## TASK TO COMPLETE
Locate the lines where "grid" occurs and copy them as they stand.

Records about charts and figures

________________________

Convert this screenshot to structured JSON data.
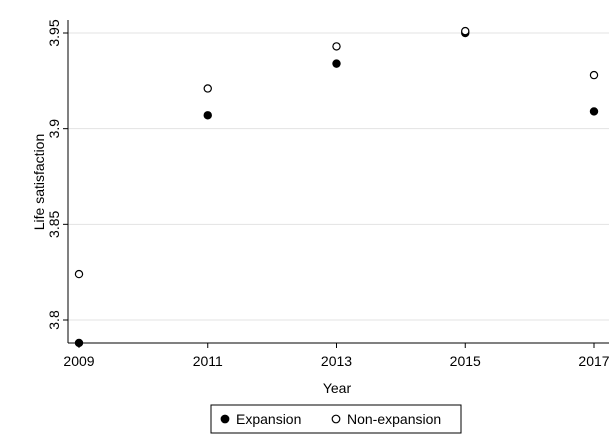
{
  "chart_data": {
    "type": "scatter",
    "title": "",
    "xlabel": "Year",
    "ylabel": "Life satisfaction",
    "x": [
      2009,
      2011,
      2013,
      2015,
      2017
    ],
    "x_ticks": [
      "2009",
      "2011",
      "2013",
      "2015",
      "2017"
    ],
    "y_ticks": [
      "3.8",
      "3.85",
      "3.9",
      "3.95"
    ],
    "xlim": [
      2009,
      2017
    ],
    "ylim": [
      3.79,
      3.96
    ],
    "grid": "horizontal",
    "legend": "bottom",
    "series": [
      {
        "name": "Expansion",
        "marker": "filled-circle",
        "color": "#000000",
        "values": [
          3.788,
          3.907,
          3.934,
          3.95,
          3.909
        ]
      },
      {
        "name": "Non-expansion",
        "marker": "hollow-circle",
        "color": "#000000",
        "values": [
          3.824,
          3.921,
          3.943,
          3.951,
          3.928
        ]
      }
    ]
  }
}
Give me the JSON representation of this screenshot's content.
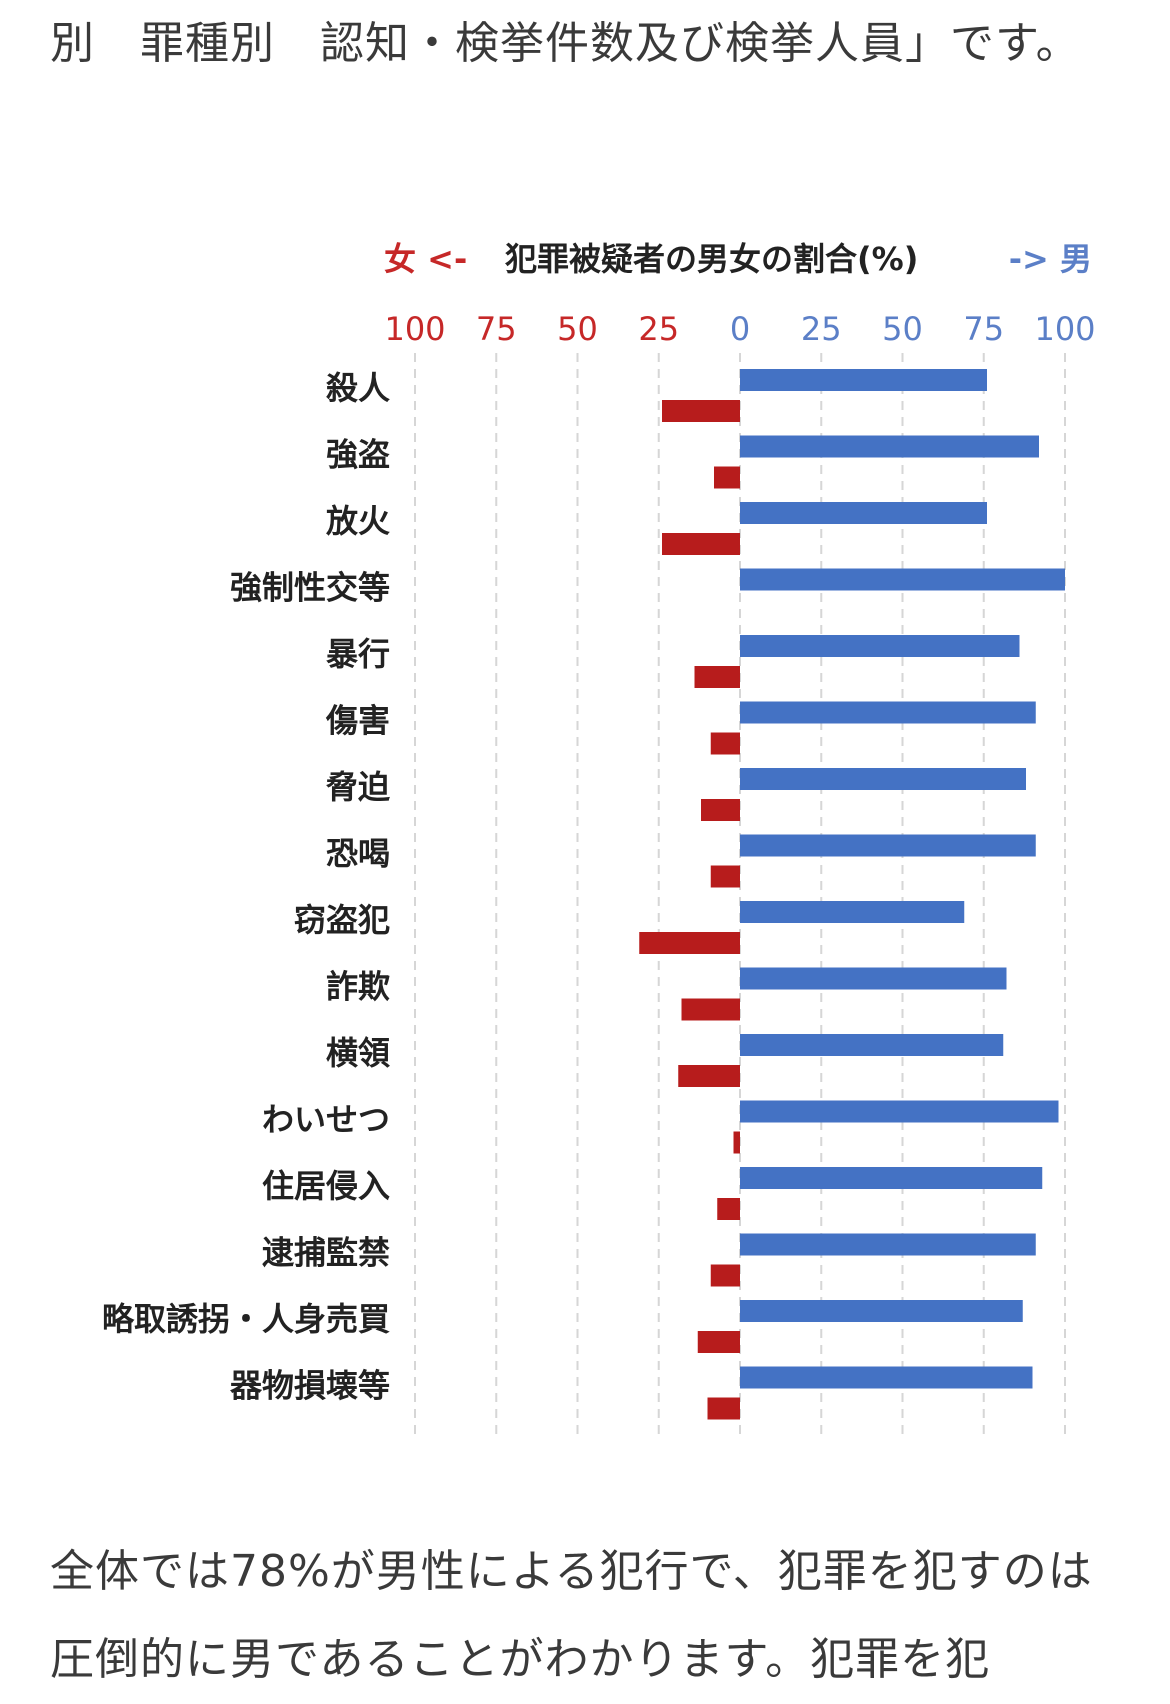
{
  "text": {
    "top_paragraph": "別　罪種別　認知・検挙件数及び検挙人員」です。",
    "bottom_paragraph": "全体では78%が男性による犯行で、犯罪を犯すのは圧倒的に男であることがわかります。犯罪を犯"
  },
  "chart_data": {
    "type": "bar",
    "title": "犯罪被疑者の男女の割合(%)",
    "left_label": "女 <-",
    "right_label": "-> 男",
    "female_ticks": [
      "100",
      "75",
      "50",
      "25"
    ],
    "male_ticks": [
      "0",
      "25",
      "50",
      "75",
      "100"
    ],
    "xlim": [
      -100,
      100
    ],
    "grid": true,
    "colors": {
      "female": "#b71c1c",
      "male": "#4472c4",
      "female_text": "#c62828",
      "male_text": "#5b7fc7"
    },
    "categories": [
      "殺人",
      "強盗",
      "放火",
      "強制性交等",
      "暴行",
      "傷害",
      "脅迫",
      "恐喝",
      "窃盗犯",
      "詐欺",
      "横領",
      "わいせつ",
      "住居侵入",
      "逮捕監禁",
      "略取誘拐・人身売買",
      "器物損壊等"
    ],
    "series": [
      {
        "name": "男",
        "values": [
          76,
          92,
          76,
          100,
          86,
          91,
          88,
          91,
          69,
          82,
          81,
          98,
          93,
          91,
          87,
          90
        ]
      },
      {
        "name": "女",
        "values": [
          24,
          8,
          24,
          0,
          14,
          9,
          12,
          9,
          31,
          18,
          19,
          2,
          7,
          9,
          13,
          10
        ]
      }
    ]
  }
}
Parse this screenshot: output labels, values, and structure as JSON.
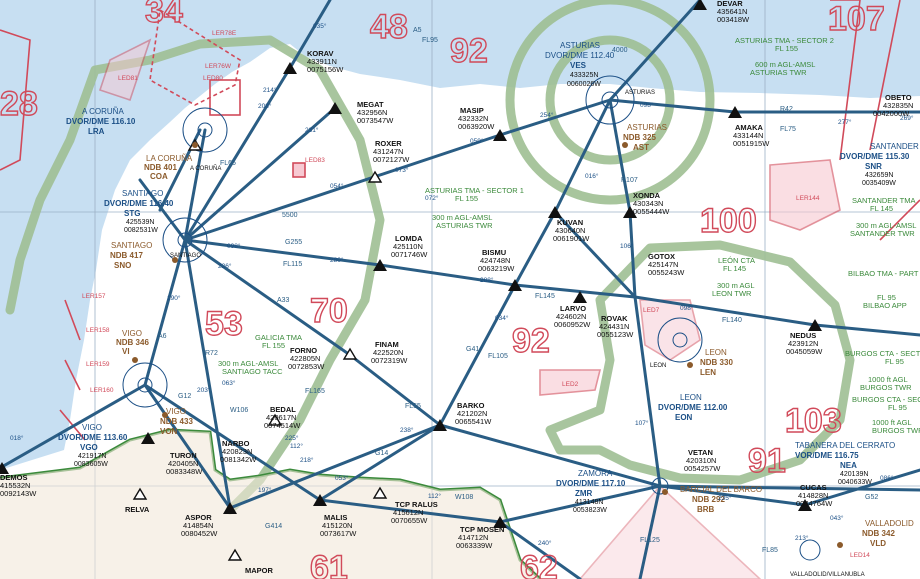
{
  "colors": {
    "sea": "#c7dff2",
    "land": "#ffffff",
    "tma_ring": "#9fbf93",
    "airway": "#2a5d84",
    "navaid_blue": "#1b4f86",
    "ndb_brown": "#8b5a2b",
    "area_red": "#d14a5a",
    "grid": "#9bb0c6",
    "border": "#3b8a3b",
    "pink_hatch": "#e06a8a"
  },
  "area_numbers": [
    {
      "text": "34"
    },
    {
      "text": "48"
    },
    {
      "text": "92"
    },
    {
      "text": "107"
    },
    {
      "text": "28"
    },
    {
      "text": "100"
    },
    {
      "text": "70"
    },
    {
      "text": "53"
    },
    {
      "text": "92"
    },
    {
      "text": "103"
    },
    {
      "text": "91"
    },
    {
      "text": "61"
    },
    {
      "text": "62"
    }
  ],
  "fixes": [
    {
      "name": "DEVAR",
      "lat": "435641N",
      "lon": "003418W"
    },
    {
      "name": "KORAV",
      "lat": "433911N",
      "lon": "0075156W"
    },
    {
      "name": "MEGAT",
      "lat": "432956N",
      "lon": "0073547W"
    },
    {
      "name": "MASIP",
      "lat": "432332N",
      "lon": "0063920W"
    },
    {
      "name": "ROXER",
      "lat": "431247N",
      "lon": "0072127W"
    },
    {
      "name": "AMAKA",
      "lat": "433144N",
      "lon": "0051915W"
    },
    {
      "name": "OBETO",
      "lat": "432835N",
      "lon": "0042000W"
    },
    {
      "name": "XONDA",
      "lat": "430343N",
      "lon": "0055444W"
    },
    {
      "name": "KUVAN",
      "lat": "430640N",
      "lon": "0061901W"
    },
    {
      "name": "LOMDA",
      "lat": "425110N",
      "lon": "0071746W"
    },
    {
      "name": "BISMU",
      "lat": "424748N",
      "lon": "0063219W"
    },
    {
      "name": "GOTOX",
      "lat": "425147N",
      "lon": "0055243W"
    },
    {
      "name": "LARVO",
      "lat": "424602N",
      "lon": "0060952W"
    },
    {
      "name": "ROVAK",
      "lat": "424431N",
      "lon": "0055123W"
    },
    {
      "name": "NEDUS",
      "lat": "423912N",
      "lon": "0045059W"
    },
    {
      "name": "FORNO",
      "lat": "422805N",
      "lon": "0072853W"
    },
    {
      "name": "FINAM",
      "lat": "422520N",
      "lon": "0072319W"
    },
    {
      "name": "BARKO",
      "lat": "421202N",
      "lon": "0065541W"
    },
    {
      "name": "BEDAL",
      "lat": "420617N",
      "lon": "0074514W"
    },
    {
      "name": "NARBO",
      "lat": "420823N",
      "lon": "0081342W"
    },
    {
      "name": "TURON",
      "lat": "420405N",
      "lon": "0083348W"
    },
    {
      "name": "VETAN",
      "lat": "420310N",
      "lon": "0054257W"
    },
    {
      "name": "CUCAS",
      "lat": "414828N",
      "lon": "0044764W"
    },
    {
      "name": "ASPOR",
      "lat": "414854N",
      "lon": "0080452W"
    },
    {
      "name": "MALIS",
      "lat": "415120N",
      "lon": "0073617W"
    },
    {
      "name": "TCP RALUS",
      "lat": "415612N",
      "lon": "0070655W"
    },
    {
      "name": "TCP MOSEN",
      "lat": "414712N",
      "lon": "0063339W"
    },
    {
      "name": "DEMOS",
      "lat": "415532N",
      "lon": "0092143W"
    }
  ],
  "other_points": {
    "relva": "RELVA",
    "mapor": "MAPOR",
    "a_coruna": "A CORUÑA",
    "santiago": "SANTIAGO",
    "asturias": "ASTURIAS",
    "leon": "LEON",
    "valladolid": "VALLADOLID/VILLANUBLA"
  },
  "navaids": [
    {
      "line1": "ASTURIAS",
      "line2": "DVOR/DME 112.40",
      "line3": "VES",
      "line4": "433325N",
      "line5": "0060026W"
    },
    {
      "line1": "A CORUÑA",
      "line2": "DVOR/DME 116.10",
      "line3": "LRA"
    },
    {
      "line1": "SANTIAGO",
      "line2": "DVOR/DME 116.40",
      "line3": "STG",
      "line4": "425539N",
      "line5": "0082531W"
    },
    {
      "line1": "VIGO",
      "line2": "DVOR/DME 113.60",
      "line3": "VGO",
      "line4": "421917N",
      "line5": "0083605W"
    },
    {
      "line1": "LEON",
      "line2": "DVOR/DME 112.00",
      "line3": "EON"
    },
    {
      "line1": "ZAMORA",
      "line2": "DVOR/DME 117.10",
      "line3": "ZMR",
      "line4": "413148N",
      "line5": "0053823W"
    },
    {
      "line1": "SANTANDER",
      "line2": "DVOR/DME 115.30",
      "line3": "SNR",
      "line4": "432659N",
      "line5": "0035409W"
    },
    {
      "line1": "TABANERA DEL CERRATO",
      "line2": "VOR/DME 116.75",
      "line3": "NEA",
      "line4": "420139N",
      "line5": "0040633W"
    }
  ],
  "ndbs": [
    {
      "line1": "ASTURIAS",
      "line2": "NDB 325",
      "line3": "AST"
    },
    {
      "line1": "LA CORUÑA",
      "line2": "NDB 401",
      "line3": "COA"
    },
    {
      "line1": "SANTIAGO",
      "line2": "NDB 417",
      "line3": "SNO"
    },
    {
      "line1": "VIGO",
      "line2": "NDB 346",
      "line3": "VI"
    },
    {
      "line1": "VIGO",
      "line2": "NDB 433",
      "line3": "VON"
    },
    {
      "line1": "LEON",
      "line2": "NDB 330",
      "line3": "LEN"
    },
    {
      "line1": "BARCIAL DEL BARCO",
      "line2": "NDB 292",
      "line3": "BRB"
    },
    {
      "line1": "VALLADOLID",
      "line2": "NDB 342",
      "line3": "VLD"
    }
  ],
  "airspace_notes": [
    {
      "line1": "ASTURIAS TMA - SECTOR 2",
      "line2": "FL 155"
    },
    {
      "line1": "600 m AGL-AMSL",
      "line2": "ASTURIAS TWR"
    },
    {
      "line1": "ASTURIAS TMA - SECTOR 1",
      "line2": "FL 155"
    },
    {
      "line1": "300 m AGL-AMSL",
      "line2": "ASTURIAS TWR"
    },
    {
      "line1": "LEÓN CTA",
      "line2": "FL 145"
    },
    {
      "line1": "300 m AGL",
      "line2": "LEON TWR"
    },
    {
      "line1": "GALICIA TMA",
      "line2": "FL 155"
    },
    {
      "line1": "300 m AGL-AMSL",
      "line2": "SANTIAGO TACC"
    },
    {
      "line1": "SANTANDER TMA",
      "line2": "FL 145"
    },
    {
      "line1": "300 m AGL-AMSL",
      "line2": "SANTANDER TWR"
    },
    {
      "line1": "BILBAO TMA - PART",
      "line2": ""
    },
    {
      "line1": "FL 95",
      "line2": "BILBAO APP"
    },
    {
      "line1": "BURGOS CTA - SECTOR",
      "line2": "FL 95"
    },
    {
      "line1": "1000 ft AGL",
      "line2": "BURGOS TWR"
    },
    {
      "line1": "BURGOS CTA - SECTOR",
      "line2": "FL 95"
    },
    {
      "line1": "1000 ft AGL",
      "line2": "BURGOS TWR"
    }
  ],
  "restricted_areas": [
    "LER78E",
    "LER76W",
    "LED81",
    "LED80",
    "LED83",
    "LER144",
    "LER157",
    "LER158",
    "LER159",
    "LER160",
    "LED2",
    "LED7",
    "LED14"
  ],
  "airway_labels": [
    {
      "text": "A5"
    },
    {
      "text": "FL95"
    },
    {
      "text": "G255"
    },
    {
      "text": "FL115"
    },
    {
      "text": "FL145"
    },
    {
      "text": "FL105"
    },
    {
      "text": "FL140"
    },
    {
      "text": "G41"
    },
    {
      "text": "FL125"
    },
    {
      "text": "R42"
    },
    {
      "text": "FL75"
    },
    {
      "text": "5500"
    },
    {
      "text": "A33"
    },
    {
      "text": "FL55"
    },
    {
      "text": "W106"
    },
    {
      "text": "G14"
    },
    {
      "text": "FL165"
    },
    {
      "text": "R72"
    },
    {
      "text": "G414"
    },
    {
      "text": "W108"
    },
    {
      "text": "FL65"
    },
    {
      "text": "G52"
    },
    {
      "text": "FL85"
    },
    {
      "text": "R107"
    },
    {
      "text": "A6"
    },
    {
      "text": "4000"
    },
    {
      "text": "G12"
    }
  ],
  "courses": [
    "035°",
    "208°",
    "214°",
    "231°",
    "059°",
    "054°",
    "073°",
    "098°",
    "277°",
    "280°",
    "254°",
    "098°",
    "106°",
    "107°",
    "226°",
    "225°",
    "190°",
    "203°",
    "018°",
    "063°",
    "238°",
    "053°",
    "112°",
    "288°",
    "112°",
    "034°",
    "218°",
    "240°",
    "098°",
    "086°",
    "235°",
    "043°",
    "213°",
    "016°",
    "269°",
    "072°",
    "197°"
  ]
}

________________________

## TASK RESPONSE
    "grid": "horizontal",
    "grid": true,
    "grid": "#9bb0c6",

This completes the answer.